■ **Information shown**
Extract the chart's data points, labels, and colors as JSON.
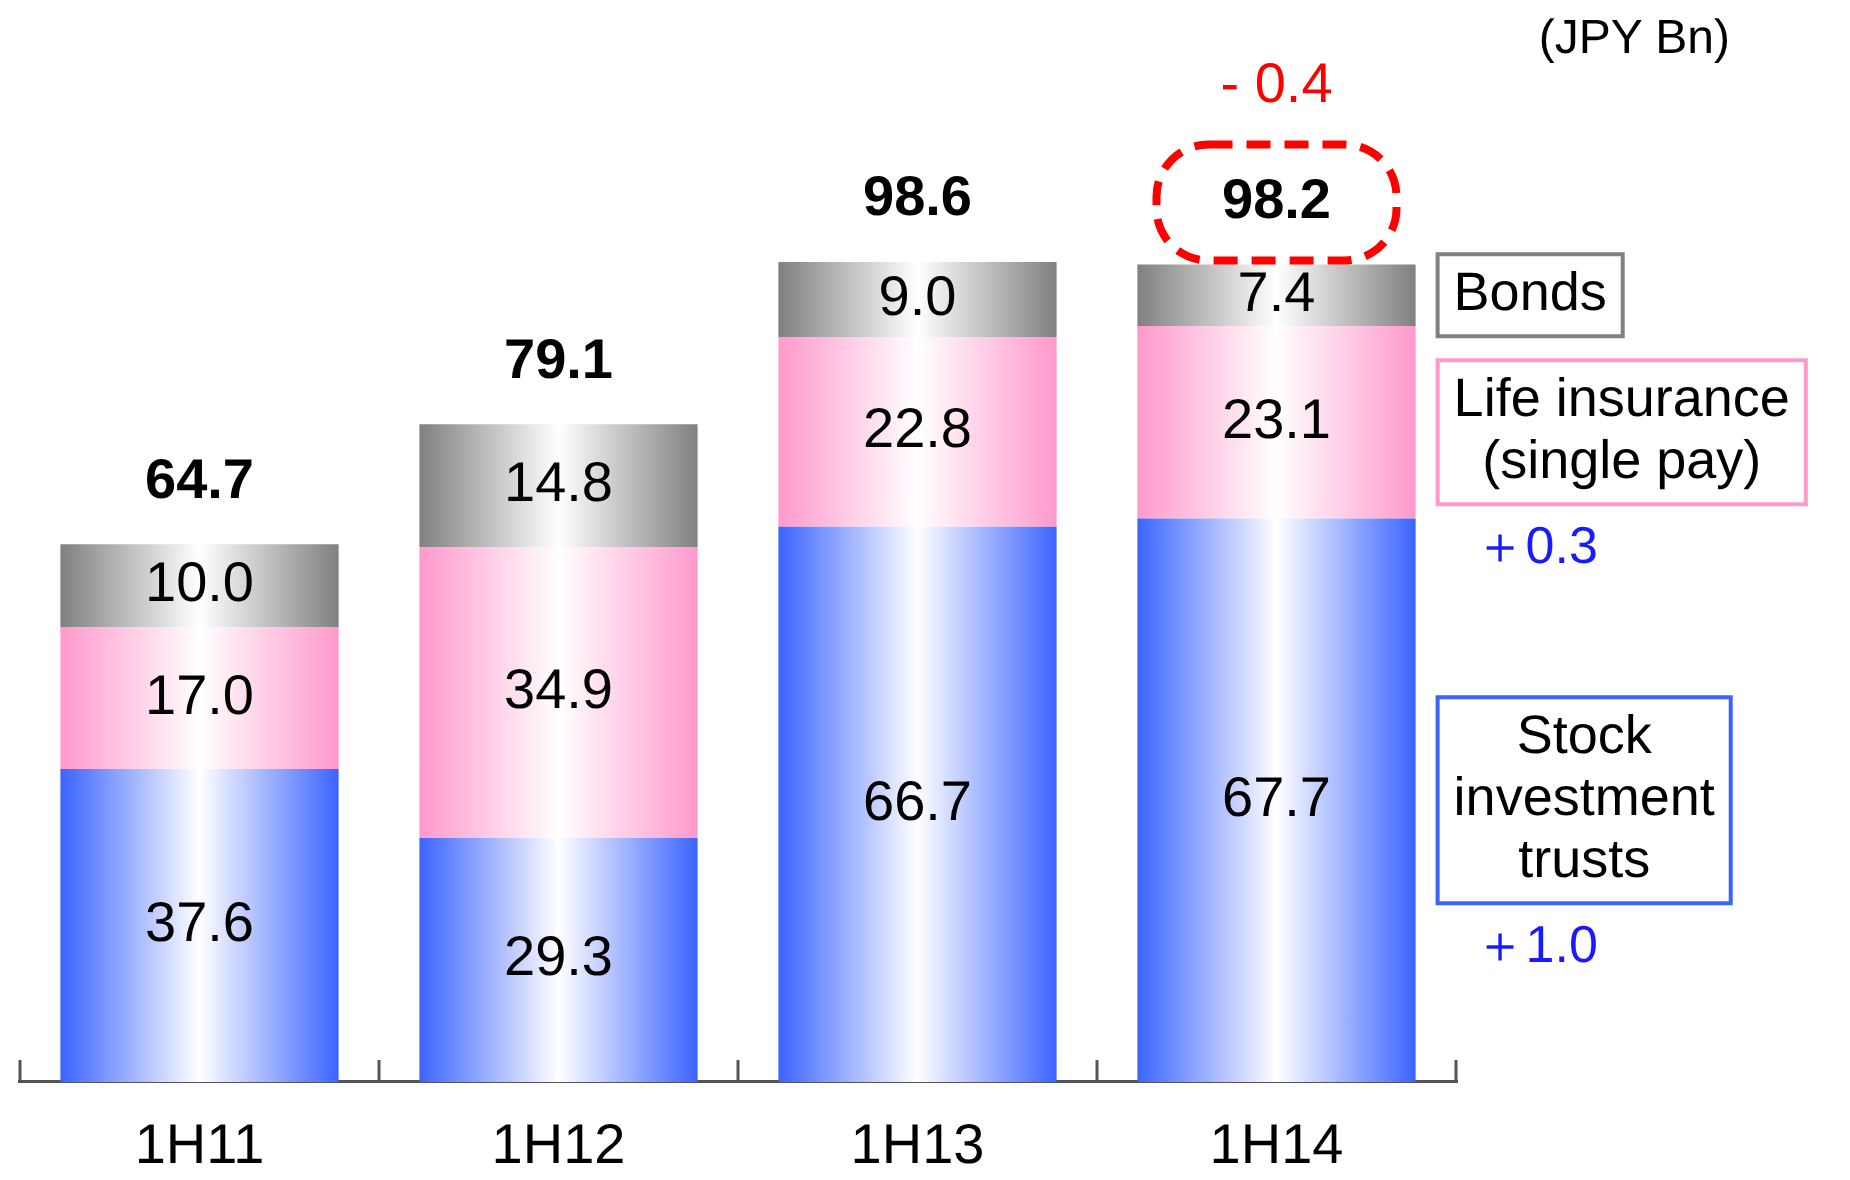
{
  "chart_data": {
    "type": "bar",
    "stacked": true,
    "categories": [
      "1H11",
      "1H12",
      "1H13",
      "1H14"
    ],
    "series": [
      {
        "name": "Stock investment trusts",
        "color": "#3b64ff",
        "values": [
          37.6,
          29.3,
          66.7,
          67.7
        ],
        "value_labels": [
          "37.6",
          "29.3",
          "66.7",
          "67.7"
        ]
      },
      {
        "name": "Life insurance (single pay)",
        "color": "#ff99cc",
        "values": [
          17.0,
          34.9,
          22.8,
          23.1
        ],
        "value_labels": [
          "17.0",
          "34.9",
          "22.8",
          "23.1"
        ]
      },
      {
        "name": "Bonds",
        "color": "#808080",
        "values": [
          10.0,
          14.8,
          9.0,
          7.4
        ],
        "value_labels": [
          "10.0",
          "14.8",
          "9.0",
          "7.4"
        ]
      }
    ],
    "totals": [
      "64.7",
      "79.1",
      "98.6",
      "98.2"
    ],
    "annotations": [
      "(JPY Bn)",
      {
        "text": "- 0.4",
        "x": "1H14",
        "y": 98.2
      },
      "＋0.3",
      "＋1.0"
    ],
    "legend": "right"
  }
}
--
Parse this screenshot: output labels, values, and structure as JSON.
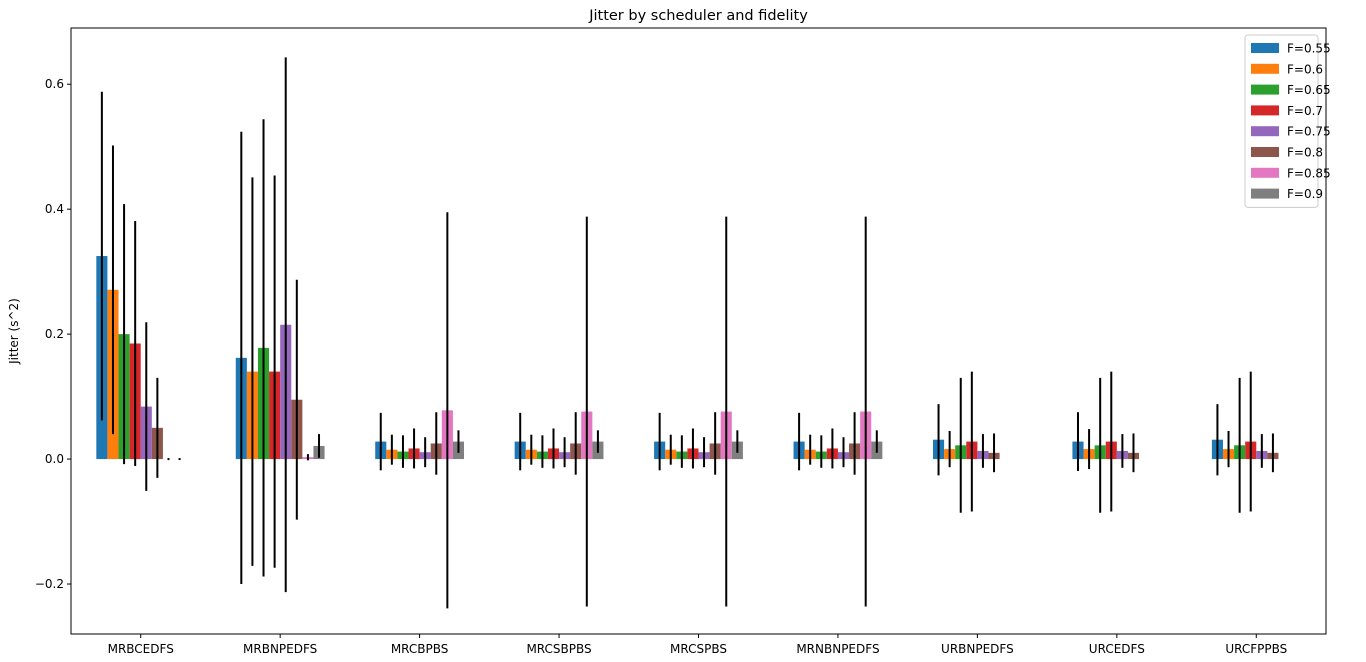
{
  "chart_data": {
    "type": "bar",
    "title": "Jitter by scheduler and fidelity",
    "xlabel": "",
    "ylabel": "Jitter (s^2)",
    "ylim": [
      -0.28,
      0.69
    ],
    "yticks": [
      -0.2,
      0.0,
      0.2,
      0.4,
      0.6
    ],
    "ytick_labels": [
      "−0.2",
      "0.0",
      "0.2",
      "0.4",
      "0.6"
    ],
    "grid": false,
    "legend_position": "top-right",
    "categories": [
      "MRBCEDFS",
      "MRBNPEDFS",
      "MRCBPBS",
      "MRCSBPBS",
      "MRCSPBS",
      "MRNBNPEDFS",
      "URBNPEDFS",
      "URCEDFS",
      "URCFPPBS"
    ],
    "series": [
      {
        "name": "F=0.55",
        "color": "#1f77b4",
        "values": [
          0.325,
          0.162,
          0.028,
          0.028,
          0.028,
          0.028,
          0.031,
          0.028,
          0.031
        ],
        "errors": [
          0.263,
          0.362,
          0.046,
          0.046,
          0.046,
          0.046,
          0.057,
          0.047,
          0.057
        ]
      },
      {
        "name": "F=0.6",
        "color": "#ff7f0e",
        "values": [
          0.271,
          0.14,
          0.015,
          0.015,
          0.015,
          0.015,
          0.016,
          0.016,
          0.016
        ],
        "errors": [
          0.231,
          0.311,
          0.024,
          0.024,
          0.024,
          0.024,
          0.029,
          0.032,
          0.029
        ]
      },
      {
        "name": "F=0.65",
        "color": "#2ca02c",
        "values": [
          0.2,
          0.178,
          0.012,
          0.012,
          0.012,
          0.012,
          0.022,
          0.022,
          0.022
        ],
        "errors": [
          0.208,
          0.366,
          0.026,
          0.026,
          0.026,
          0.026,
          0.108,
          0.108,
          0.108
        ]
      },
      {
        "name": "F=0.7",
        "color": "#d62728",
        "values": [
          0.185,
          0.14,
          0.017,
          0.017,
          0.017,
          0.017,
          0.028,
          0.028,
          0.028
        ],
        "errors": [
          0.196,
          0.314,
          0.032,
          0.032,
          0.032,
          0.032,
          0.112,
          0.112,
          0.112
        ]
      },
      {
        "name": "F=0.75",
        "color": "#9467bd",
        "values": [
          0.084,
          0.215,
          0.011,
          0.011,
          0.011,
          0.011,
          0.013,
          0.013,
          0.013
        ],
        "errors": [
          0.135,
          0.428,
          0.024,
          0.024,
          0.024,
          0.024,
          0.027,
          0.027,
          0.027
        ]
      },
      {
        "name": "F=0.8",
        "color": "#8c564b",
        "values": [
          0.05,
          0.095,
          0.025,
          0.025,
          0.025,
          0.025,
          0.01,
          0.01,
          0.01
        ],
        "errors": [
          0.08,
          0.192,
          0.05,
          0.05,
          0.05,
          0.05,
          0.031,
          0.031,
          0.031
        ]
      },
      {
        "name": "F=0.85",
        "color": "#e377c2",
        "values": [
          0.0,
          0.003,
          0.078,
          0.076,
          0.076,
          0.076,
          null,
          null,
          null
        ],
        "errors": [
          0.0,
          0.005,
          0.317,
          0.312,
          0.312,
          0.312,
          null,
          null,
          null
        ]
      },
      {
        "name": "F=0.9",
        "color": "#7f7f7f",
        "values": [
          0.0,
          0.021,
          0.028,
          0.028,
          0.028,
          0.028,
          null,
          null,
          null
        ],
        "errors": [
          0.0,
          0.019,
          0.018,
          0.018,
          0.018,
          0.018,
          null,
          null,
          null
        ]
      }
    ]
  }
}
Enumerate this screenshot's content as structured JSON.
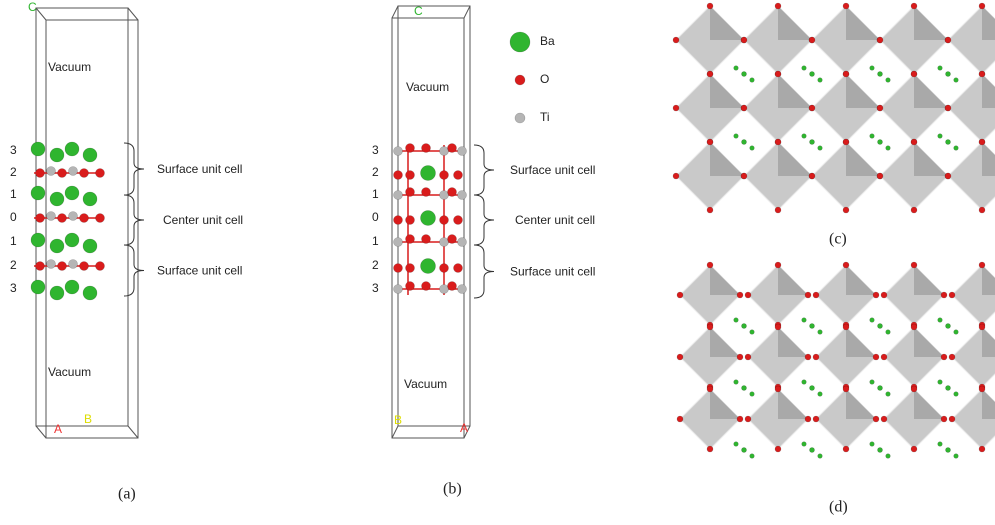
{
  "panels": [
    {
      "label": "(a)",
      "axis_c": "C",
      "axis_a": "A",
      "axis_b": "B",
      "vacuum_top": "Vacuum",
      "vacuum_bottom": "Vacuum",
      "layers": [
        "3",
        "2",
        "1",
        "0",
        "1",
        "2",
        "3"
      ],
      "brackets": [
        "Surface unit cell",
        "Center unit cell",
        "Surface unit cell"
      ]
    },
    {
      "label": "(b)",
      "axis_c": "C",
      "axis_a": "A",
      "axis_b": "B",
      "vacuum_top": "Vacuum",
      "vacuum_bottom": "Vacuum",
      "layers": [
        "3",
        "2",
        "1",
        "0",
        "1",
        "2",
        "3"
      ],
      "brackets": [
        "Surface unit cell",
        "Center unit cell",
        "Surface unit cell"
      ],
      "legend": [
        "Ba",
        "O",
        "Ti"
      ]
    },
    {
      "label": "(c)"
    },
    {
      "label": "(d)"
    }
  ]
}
...
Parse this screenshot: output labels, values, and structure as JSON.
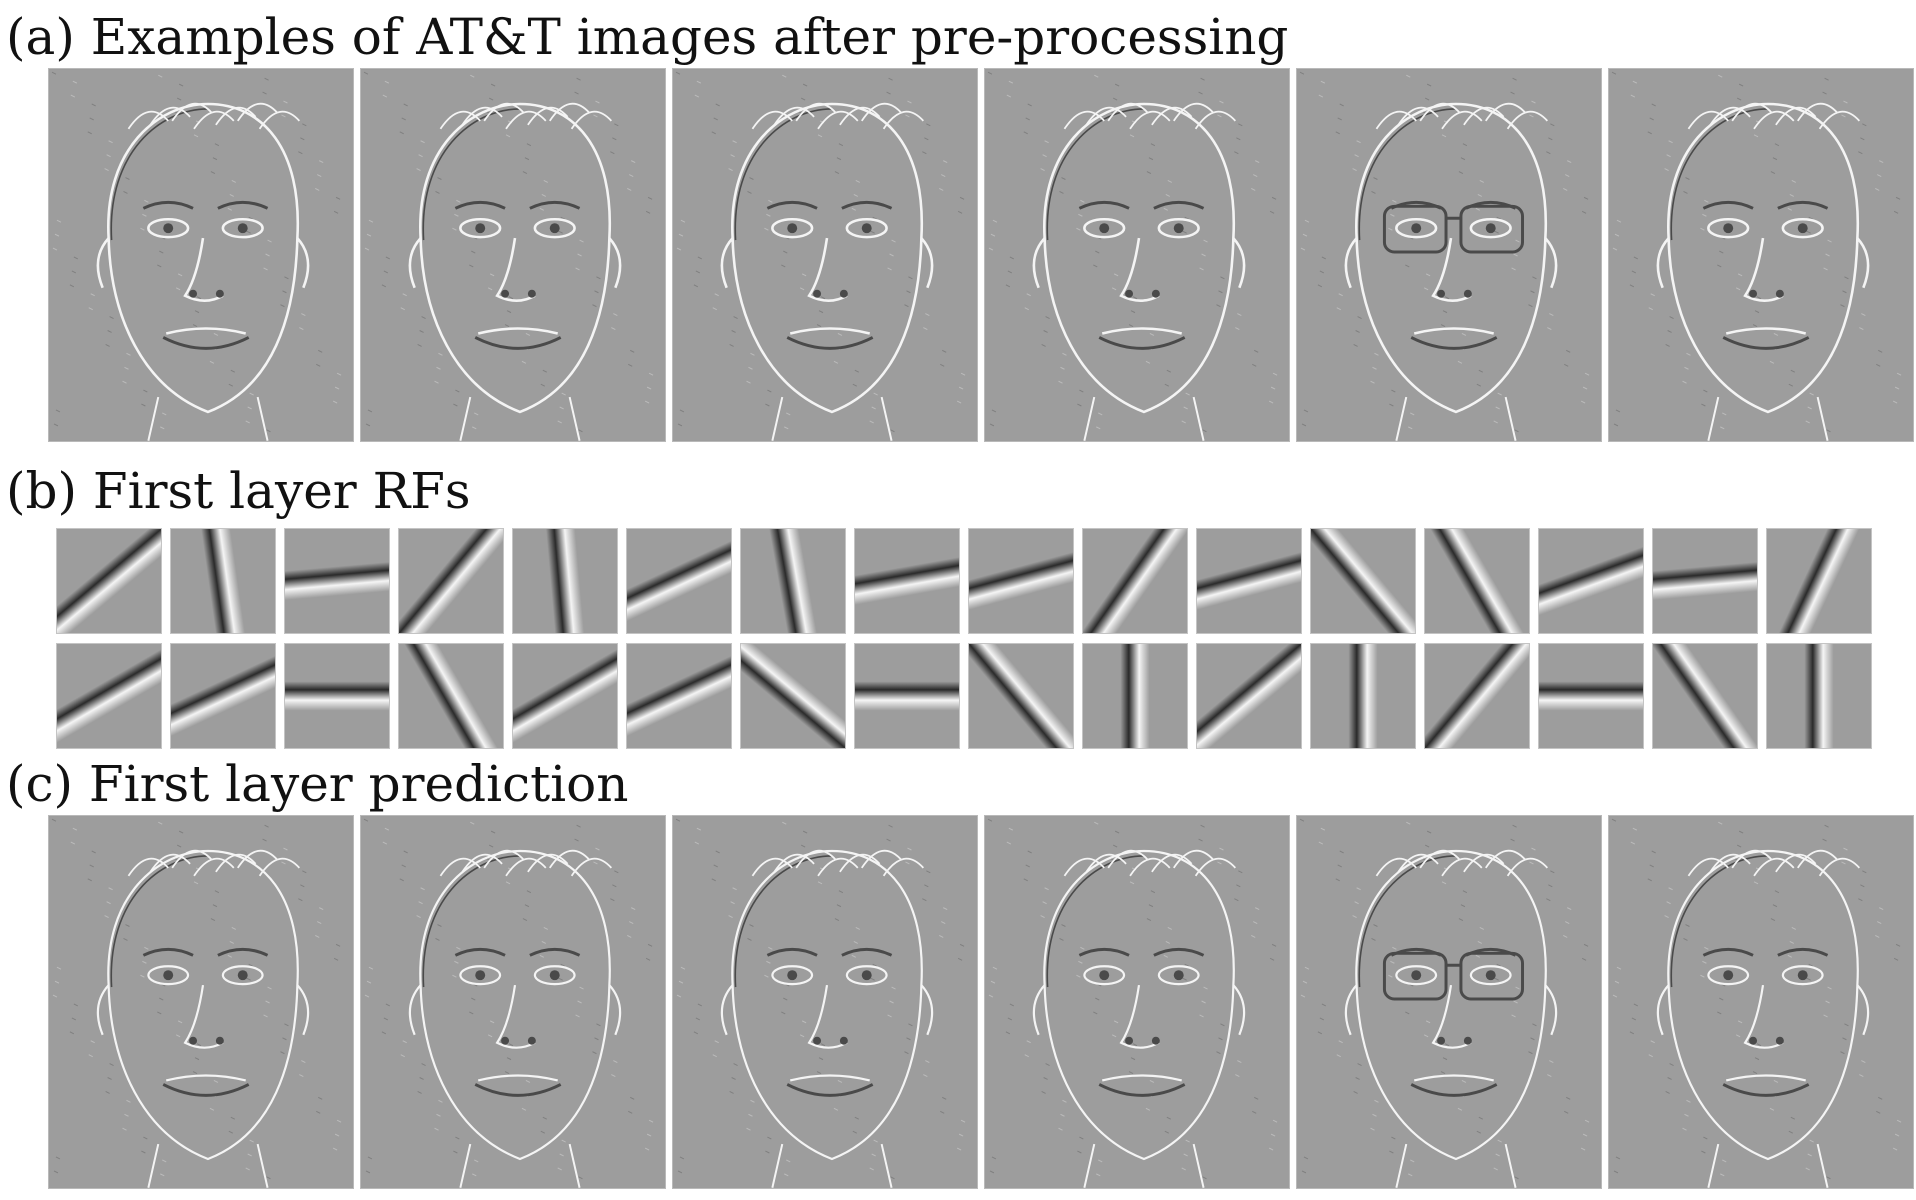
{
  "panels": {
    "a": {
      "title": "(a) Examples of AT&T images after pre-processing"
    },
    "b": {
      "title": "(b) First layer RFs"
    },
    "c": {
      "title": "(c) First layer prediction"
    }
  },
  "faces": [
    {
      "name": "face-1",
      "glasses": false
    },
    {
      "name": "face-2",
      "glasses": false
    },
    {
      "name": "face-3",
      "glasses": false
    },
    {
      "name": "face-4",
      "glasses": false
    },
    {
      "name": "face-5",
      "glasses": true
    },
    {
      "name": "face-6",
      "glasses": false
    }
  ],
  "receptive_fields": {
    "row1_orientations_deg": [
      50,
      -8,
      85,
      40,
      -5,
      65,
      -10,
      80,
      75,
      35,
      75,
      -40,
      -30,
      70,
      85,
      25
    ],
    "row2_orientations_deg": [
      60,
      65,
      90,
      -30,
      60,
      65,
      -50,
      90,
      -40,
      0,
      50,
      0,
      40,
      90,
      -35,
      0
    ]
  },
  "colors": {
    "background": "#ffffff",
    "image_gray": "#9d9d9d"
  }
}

■ **Exercise details**
Copy every line that contains the string "right".

■ **Output of the exercise**
    "legend": "right"
    "legend_position": "top-right",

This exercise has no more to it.